• [Given request]:
Count every line that holds the string "testing", and report the number alone.

• [Rows]:
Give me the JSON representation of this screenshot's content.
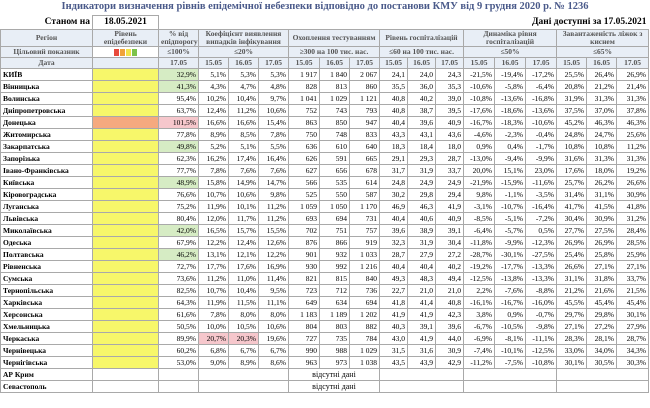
{
  "title": "Індикатори визначення рівнів епідемічної небезпеки відповідно до постанови КМУ від 9 грудня 2020 р. № 1236",
  "status": {
    "as_of_label": "Станом на",
    "as_of_date": "18.05.2021",
    "available_label": "Дані доступні за 17.05.2021"
  },
  "headers": {
    "region": "Регіон",
    "level": "Рівень епідебезпеки",
    "pct_fund": "% від епідпорогу",
    "coef_detect": "Коефіцієнт виявлення випадків інфікування",
    "testing": "Охоплення тестуванням",
    "hosp_level": "Рівень госпіталізацій",
    "hosp_dyn": "Динаміка рівня госпіталізацій",
    "beds": "Завантаженість ліжок з киснем",
    "target": "Цільовий показник",
    "date": "Дата"
  },
  "targets": {
    "pct": "≤100%",
    "coef": "≤20%",
    "testing": "≥300 на 100 тис. нас.",
    "hosp": "≤60 на 100 тис. нас.",
    "dyn": "≤50%",
    "beds": "≤65%"
  },
  "dates": {
    "d17": "17.05",
    "d15": "15.05",
    "d16": "16.05"
  },
  "level_colors": {
    "yellow": "#f7f76a",
    "orange": "#f5a97f",
    "green_highlight": "#d6ecc4",
    "red_highlight": "#f6c7cc",
    "dots": [
      "#e84a3c",
      "#f0a23a",
      "#f2e34a",
      "#7cc24a"
    ]
  },
  "rows": [
    {
      "name": "КИЇВ",
      "level": "yellow",
      "pct": "32,9%",
      "pct_hl": "green",
      "c": [
        "5,1%",
        "5,3%",
        "5,3%"
      ],
      "c_hl": [
        null,
        null,
        null
      ],
      "t": [
        "1 917",
        "1 840",
        "2 067"
      ],
      "h": [
        "24,1",
        "24,0",
        "24,3"
      ],
      "d": [
        "-21,5%",
        "-19,4%",
        "-17,2%"
      ],
      "b": [
        "25,5%",
        "26,4%",
        "26,9%"
      ]
    },
    {
      "name": "Вінницька",
      "level": "yellow",
      "pct": "41,3%",
      "pct_hl": "green",
      "c": [
        "4,3%",
        "4,7%",
        "4,8%"
      ],
      "c_hl": [
        null,
        null,
        null
      ],
      "t": [
        "828",
        "813",
        "860"
      ],
      "h": [
        "35,5",
        "36,0",
        "35,3"
      ],
      "d": [
        "-10,6%",
        "-5,8%",
        "-6,4%"
      ],
      "b": [
        "20,8%",
        "21,2%",
        "21,4%"
      ]
    },
    {
      "name": "Волинська",
      "level": "yellow",
      "pct": "95,4%",
      "pct_hl": null,
      "c": [
        "10,2%",
        "10,4%",
        "9,7%"
      ],
      "c_hl": [
        null,
        null,
        null
      ],
      "t": [
        "1 041",
        "1 029",
        "1 121"
      ],
      "h": [
        "40,8",
        "40,2",
        "39,0"
      ],
      "d": [
        "-10,8%",
        "-13,6%",
        "-16,8%"
      ],
      "b": [
        "31,9%",
        "31,3%",
        "31,3%"
      ]
    },
    {
      "name": "Дніпропетровська",
      "level": "yellow",
      "pct": "63,7%",
      "pct_hl": null,
      "c": [
        "12,4%",
        "11,2%",
        "10,6%"
      ],
      "c_hl": [
        null,
        null,
        null
      ],
      "t": [
        "752",
        "743",
        "793"
      ],
      "h": [
        "40,8",
        "38,7",
        "39,5"
      ],
      "d": [
        "-17,6%",
        "-18,6%",
        "-13,6%"
      ],
      "b": [
        "37,5%",
        "37,0%",
        "37,8%"
      ]
    },
    {
      "name": "Донецька",
      "level": "orange",
      "pct": "101,5%",
      "pct_hl": "red",
      "c": [
        "16,6%",
        "16,6%",
        "15,4%"
      ],
      "c_hl": [
        null,
        null,
        null
      ],
      "t": [
        "863",
        "850",
        "947"
      ],
      "h": [
        "40,4",
        "39,6",
        "40,9"
      ],
      "d": [
        "-16,7%",
        "-18,3%",
        "-10,6%"
      ],
      "b": [
        "45,2%",
        "46,3%",
        "46,3%"
      ]
    },
    {
      "name": "Житомирська",
      "level": "yellow",
      "pct": "77,8%",
      "pct_hl": null,
      "c": [
        "8,9%",
        "8,5%",
        "7,8%"
      ],
      "c_hl": [
        null,
        null,
        null
      ],
      "t": [
        "750",
        "748",
        "833"
      ],
      "h": [
        "43,3",
        "43,1",
        "43,6"
      ],
      "d": [
        "-4,6%",
        "-2,3%",
        "-0,4%"
      ],
      "b": [
        "24,8%",
        "24,7%",
        "25,6%"
      ]
    },
    {
      "name": "Закарпатська",
      "level": "yellow",
      "pct": "49,8%",
      "pct_hl": "green",
      "c": [
        "5,2%",
        "5,1%",
        "5,5%"
      ],
      "c_hl": [
        null,
        null,
        null
      ],
      "t": [
        "636",
        "610",
        "640"
      ],
      "h": [
        "18,3",
        "18,4",
        "18,0"
      ],
      "d": [
        "0,9%",
        "0,4%",
        "-1,7%"
      ],
      "b": [
        "10,8%",
        "10,8%",
        "11,2%"
      ]
    },
    {
      "name": "Запорізька",
      "level": "yellow",
      "pct": "62,3%",
      "pct_hl": null,
      "c": [
        "16,2%",
        "17,4%",
        "16,4%"
      ],
      "c_hl": [
        null,
        null,
        null
      ],
      "t": [
        "626",
        "591",
        "665"
      ],
      "h": [
        "29,1",
        "29,3",
        "28,7"
      ],
      "d": [
        "-13,0%",
        "-9,4%",
        "-9,9%"
      ],
      "b": [
        "31,6%",
        "31,3%",
        "31,3%"
      ]
    },
    {
      "name": "Івано-Франківська",
      "level": "yellow",
      "pct": "77,7%",
      "pct_hl": null,
      "c": [
        "7,8%",
        "7,6%",
        "7,6%"
      ],
      "c_hl": [
        null,
        null,
        null
      ],
      "t": [
        "627",
        "656",
        "678"
      ],
      "h": [
        "31,7",
        "31,9",
        "33,7"
      ],
      "d": [
        "20,0%",
        "15,1%",
        "23,0%"
      ],
      "b": [
        "17,6%",
        "18,0%",
        "19,2%"
      ]
    },
    {
      "name": "Київська",
      "level": "yellow",
      "pct": "48,9%",
      "pct_hl": "green",
      "c": [
        "15,8%",
        "14,9%",
        "14,7%"
      ],
      "c_hl": [
        null,
        null,
        null
      ],
      "t": [
        "566",
        "535",
        "614"
      ],
      "h": [
        "24,8",
        "24,9",
        "24,9"
      ],
      "d": [
        "-21,9%",
        "-15,9%",
        "-11,6%"
      ],
      "b": [
        "25,7%",
        "26,2%",
        "26,6%"
      ]
    },
    {
      "name": "Кіровоградська",
      "level": "yellow",
      "pct": "76,6%",
      "pct_hl": null,
      "c": [
        "10,7%",
        "10,6%",
        "9,8%"
      ],
      "c_hl": [
        null,
        null,
        null
      ],
      "t": [
        "525",
        "550",
        "587"
      ],
      "h": [
        "30,2",
        "29,8",
        "29,4"
      ],
      "d": [
        "9,8%",
        "-1,1%",
        "-3,5%"
      ],
      "b": [
        "31,4%",
        "31,1%",
        "30,9%"
      ]
    },
    {
      "name": "Луганська",
      "level": "yellow",
      "pct": "75,2%",
      "pct_hl": null,
      "c": [
        "11,9%",
        "10,1%",
        "11,2%"
      ],
      "c_hl": [
        null,
        null,
        null
      ],
      "t": [
        "1 059",
        "1 050",
        "1 170"
      ],
      "h": [
        "46,9",
        "46,3",
        "41,9"
      ],
      "d": [
        "-3,1%",
        "-10,7%",
        "-16,4%"
      ],
      "b": [
        "41,7%",
        "41,5%",
        "41,8%"
      ]
    },
    {
      "name": "Львівська",
      "level": "yellow",
      "pct": "80,4%",
      "pct_hl": null,
      "c": [
        "12,0%",
        "11,7%",
        "11,2%"
      ],
      "c_hl": [
        null,
        null,
        null
      ],
      "t": [
        "693",
        "694",
        "731"
      ],
      "h": [
        "40,4",
        "40,6",
        "40,9"
      ],
      "d": [
        "-8,5%",
        "-5,1%",
        "-7,2%"
      ],
      "b": [
        "30,4%",
        "30,9%",
        "31,2%"
      ]
    },
    {
      "name": "Миколаївська",
      "level": "yellow",
      "pct": "42,0%",
      "pct_hl": "green",
      "c": [
        "16,5%",
        "15,7%",
        "15,5%"
      ],
      "c_hl": [
        null,
        null,
        null
      ],
      "t": [
        "702",
        "751",
        "757"
      ],
      "h": [
        "39,6",
        "38,9",
        "39,1"
      ],
      "d": [
        "-6,4%",
        "-5,7%",
        "0,5%"
      ],
      "b": [
        "27,7%",
        "27,5%",
        "28,4%"
      ]
    },
    {
      "name": "Одеська",
      "level": "yellow",
      "pct": "67,9%",
      "pct_hl": null,
      "c": [
        "12,2%",
        "12,4%",
        "12,6%"
      ],
      "c_hl": [
        null,
        null,
        null
      ],
      "t": [
        "876",
        "866",
        "919"
      ],
      "h": [
        "32,3",
        "31,9",
        "30,4"
      ],
      "d": [
        "-11,8%",
        "-9,9%",
        "-12,3%"
      ],
      "b": [
        "26,9%",
        "26,9%",
        "28,5%"
      ]
    },
    {
      "name": "Полтавська",
      "level": "yellow",
      "pct": "46,2%",
      "pct_hl": "green",
      "c": [
        "13,1%",
        "12,1%",
        "12,2%"
      ],
      "c_hl": [
        null,
        null,
        null
      ],
      "t": [
        "901",
        "932",
        "1 033"
      ],
      "h": [
        "28,7",
        "27,9",
        "27,2"
      ],
      "d": [
        "-28,7%",
        "-30,1%",
        "-27,5%"
      ],
      "b": [
        "25,4%",
        "25,8%",
        "25,9%"
      ]
    },
    {
      "name": "Рівненська",
      "level": "yellow",
      "pct": "72,7%",
      "pct_hl": null,
      "c": [
        "17,7%",
        "17,6%",
        "16,9%"
      ],
      "c_hl": [
        null,
        null,
        null
      ],
      "t": [
        "930",
        "992",
        "1 216"
      ],
      "h": [
        "40,4",
        "40,4",
        "40,2"
      ],
      "d": [
        "-19,2%",
        "-17,7%",
        "-13,3%"
      ],
      "b": [
        "26,6%",
        "27,1%",
        "27,1%"
      ]
    },
    {
      "name": "Сумська",
      "level": "yellow",
      "pct": "73,6%",
      "pct_hl": null,
      "c": [
        "11,2%",
        "11,0%",
        "11,4%"
      ],
      "c_hl": [
        null,
        null,
        null
      ],
      "t": [
        "821",
        "815",
        "840"
      ],
      "h": [
        "49,3",
        "48,3",
        "49,4"
      ],
      "d": [
        "-12,5%",
        "-13,8%",
        "-13,3%"
      ],
      "b": [
        "31,1%",
        "31,8%",
        "33,7%"
      ]
    },
    {
      "name": "Тернопільська",
      "level": "yellow",
      "pct": "82,5%",
      "pct_hl": null,
      "c": [
        "10,7%",
        "10,4%",
        "9,5%"
      ],
      "c_hl": [
        null,
        null,
        null
      ],
      "t": [
        "723",
        "712",
        "736"
      ],
      "h": [
        "22,7",
        "21,0",
        "21,0"
      ],
      "d": [
        "2,2%",
        "-7,6%",
        "-8,8%"
      ],
      "b": [
        "21,2%",
        "21,6%",
        "21,5%"
      ]
    },
    {
      "name": "Харківська",
      "level": "yellow",
      "pct": "64,3%",
      "pct_hl": null,
      "c": [
        "11,9%",
        "11,5%",
        "11,1%"
      ],
      "c_hl": [
        null,
        null,
        null
      ],
      "t": [
        "649",
        "634",
        "694"
      ],
      "h": [
        "41,8",
        "41,4",
        "40,8"
      ],
      "d": [
        "-16,1%",
        "-16,7%",
        "-16,0%"
      ],
      "b": [
        "45,5%",
        "45,4%",
        "45,4%"
      ]
    },
    {
      "name": "Херсонська",
      "level": "yellow",
      "pct": "61,6%",
      "pct_hl": null,
      "c": [
        "7,8%",
        "8,0%",
        "8,0%"
      ],
      "c_hl": [
        null,
        null,
        null
      ],
      "t": [
        "1 183",
        "1 189",
        "1 202"
      ],
      "h": [
        "41,9",
        "41,9",
        "42,3"
      ],
      "d": [
        "3,8%",
        "0,9%",
        "-0,7%"
      ],
      "b": [
        "29,7%",
        "29,8%",
        "30,1%"
      ]
    },
    {
      "name": "Хмельницька",
      "level": "yellow",
      "pct": "50,5%",
      "pct_hl": null,
      "c": [
        "10,0%",
        "10,5%",
        "10,6%"
      ],
      "c_hl": [
        null,
        null,
        null
      ],
      "t": [
        "804",
        "803",
        "882"
      ],
      "h": [
        "40,3",
        "39,1",
        "39,6"
      ],
      "d": [
        "-6,7%",
        "-10,5%",
        "-9,8%"
      ],
      "b": [
        "27,1%",
        "27,2%",
        "27,9%"
      ]
    },
    {
      "name": "Черкаська",
      "level": "yellow",
      "pct": "89,9%",
      "pct_hl": null,
      "c": [
        "20,7%",
        "20,3%",
        "19,6%"
      ],
      "c_hl": [
        "red",
        "red",
        null
      ],
      "t": [
        "727",
        "735",
        "784"
      ],
      "h": [
        "43,0",
        "41,9",
        "44,0"
      ],
      "d": [
        "-6,9%",
        "-8,1%",
        "-11,1%"
      ],
      "b": [
        "28,3%",
        "28,1%",
        "28,7%"
      ]
    },
    {
      "name": "Чернівецька",
      "level": "yellow",
      "pct": "60,2%",
      "pct_hl": null,
      "c": [
        "6,8%",
        "6,7%",
        "6,7%"
      ],
      "c_hl": [
        null,
        null,
        null
      ],
      "t": [
        "990",
        "988",
        "1 029"
      ],
      "h": [
        "31,5",
        "31,6",
        "30,9"
      ],
      "d": [
        "-7,4%",
        "-10,1%",
        "-12,5%"
      ],
      "b": [
        "33,0%",
        "34,0%",
        "34,3%"
      ]
    },
    {
      "name": "Чернігівська",
      "level": "yellow",
      "pct": "53,0%",
      "pct_hl": null,
      "c": [
        "9,0%",
        "8,9%",
        "8,6%"
      ],
      "c_hl": [
        null,
        null,
        null
      ],
      "t": [
        "963",
        "973",
        "1 038"
      ],
      "h": [
        "43,5",
        "43,9",
        "42,9"
      ],
      "d": [
        "-11,2%",
        "-7,5%",
        "-10,8%"
      ],
      "b": [
        "30,1%",
        "30,5%",
        "30,3%"
      ]
    }
  ],
  "na_rows": [
    {
      "name": "АР Крим",
      "text": "відсутні дані"
    },
    {
      "name": "Севастополь",
      "text": "відсутні дані"
    }
  ]
}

• [Response to the exercise]:
2